> [Record list]
▬▬▬▬▬▬▬▬▬▬
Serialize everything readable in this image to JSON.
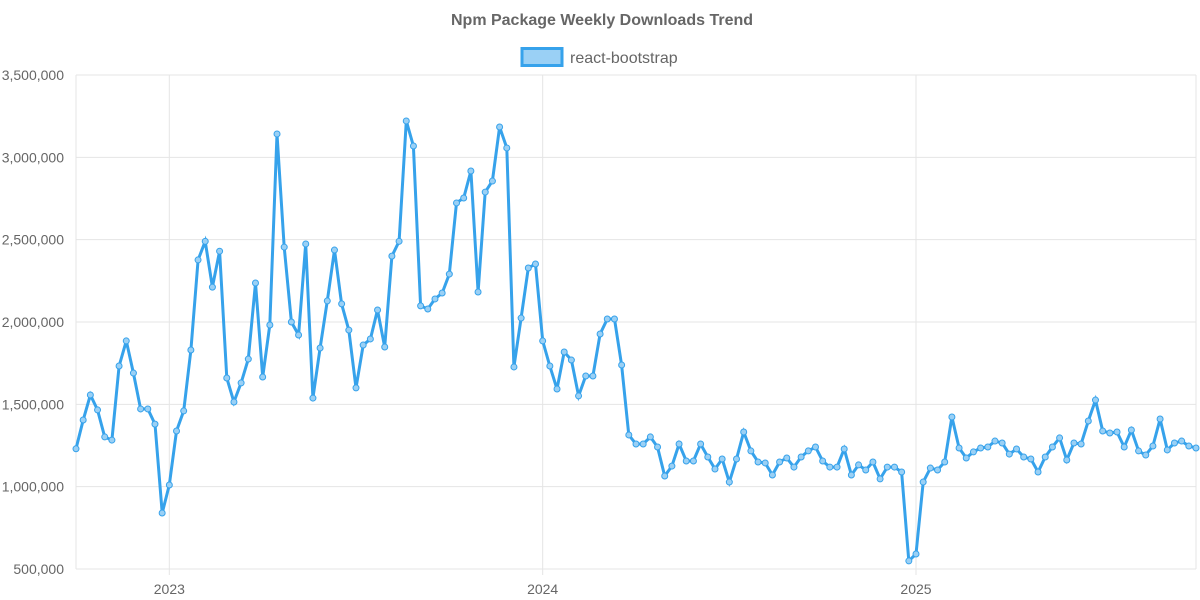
{
  "chart_data": {
    "type": "line",
    "title": "Npm Package Weekly Downloads Trend",
    "xlabel": "",
    "ylabel": "",
    "ylim": [
      500000,
      3500000
    ],
    "y_ticks": [
      "500,000",
      "1,000,000",
      "1,500,000",
      "2,000,000",
      "2,500,000",
      "3,000,000",
      "3,500,000"
    ],
    "y_tick_values": [
      500000,
      1000000,
      1500000,
      2000000,
      2500000,
      3000000,
      3500000
    ],
    "x_start": "2022-10-02",
    "x_interval": "weekly",
    "x_ticks": [
      {
        "label": "2023",
        "week_index": 13
      },
      {
        "label": "2024",
        "week_index": 65
      },
      {
        "label": "2025",
        "week_index": 117
      }
    ],
    "grid": true,
    "legend_position": "top-center",
    "colors": {
      "line": "#36a2eb",
      "fill": "#9ad0f5",
      "grid": "#e5e5e5",
      "text": "#666666"
    },
    "series": [
      {
        "name": "react-bootstrap",
        "values": [
          1230000,
          1405000,
          1557000,
          1466000,
          1302000,
          1283000,
          1733000,
          1885000,
          1690000,
          1472000,
          1472000,
          1380000,
          840000,
          1010000,
          1338000,
          1460000,
          1830000,
          2377000,
          2490000,
          2212000,
          2430000,
          1660000,
          1514000,
          1630000,
          1775000,
          2237000,
          1666000,
          1982000,
          3142000,
          2455000,
          2000000,
          1921000,
          2474000,
          1538000,
          1842000,
          2128000,
          2437000,
          2110000,
          1951000,
          1600000,
          1860000,
          1897000,
          2073000,
          1848000,
          2400000,
          2490000,
          3221000,
          3069000,
          2098000,
          2079000,
          2140000,
          2176000,
          2291000,
          2723000,
          2753000,
          2917000,
          2182000,
          2789000,
          2856000,
          3184000,
          3057000,
          1727000,
          2024000,
          2328000,
          2352000,
          1885000,
          1733000,
          1593000,
          1818000,
          1769000,
          1551000,
          1672000,
          1672000,
          1927000,
          2018000,
          2018000,
          1739000,
          1314000,
          1259000,
          1259000,
          1302000,
          1241000,
          1065000,
          1125000,
          1259000,
          1156000,
          1156000,
          1259000,
          1180000,
          1107000,
          1168000,
          1028000,
          1168000,
          1332000,
          1217000,
          1150000,
          1144000,
          1071000,
          1150000,
          1174000,
          1119000,
          1180000,
          1217000,
          1241000,
          1156000,
          1119000,
          1119000,
          1229000,
          1071000,
          1132000,
          1101000,
          1150000,
          1047000,
          1119000,
          1119000,
          1089000,
          549000,
          591000,
          1028000,
          1113000,
          1101000,
          1150000,
          1423000,
          1235000,
          1174000,
          1211000,
          1235000,
          1241000,
          1277000,
          1265000,
          1198000,
          1229000,
          1180000,
          1168000,
          1089000,
          1180000,
          1241000,
          1296000,
          1162000,
          1265000,
          1259000,
          1399000,
          1526000,
          1338000,
          1326000,
          1332000,
          1241000,
          1344000,
          1217000,
          1192000,
          1247000,
          1411000,
          1223000,
          1265000,
          1277000,
          1247000,
          1235000
        ]
      }
    ]
  }
}
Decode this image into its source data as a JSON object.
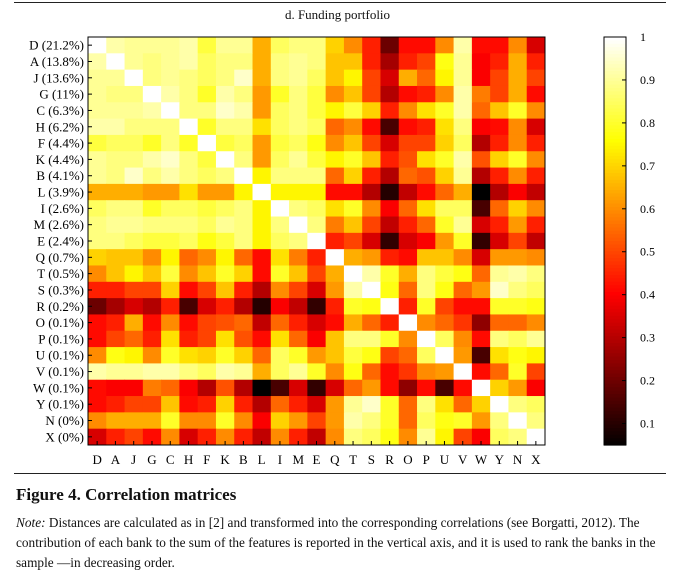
▬▬▬▬▬▬▬▬▬▬
> [Goal] Gather each line of the records holding the string "this".

> [Correct response]
Serialize everything readable in this image to JSON.
Decode this image into its source data as a JSON object.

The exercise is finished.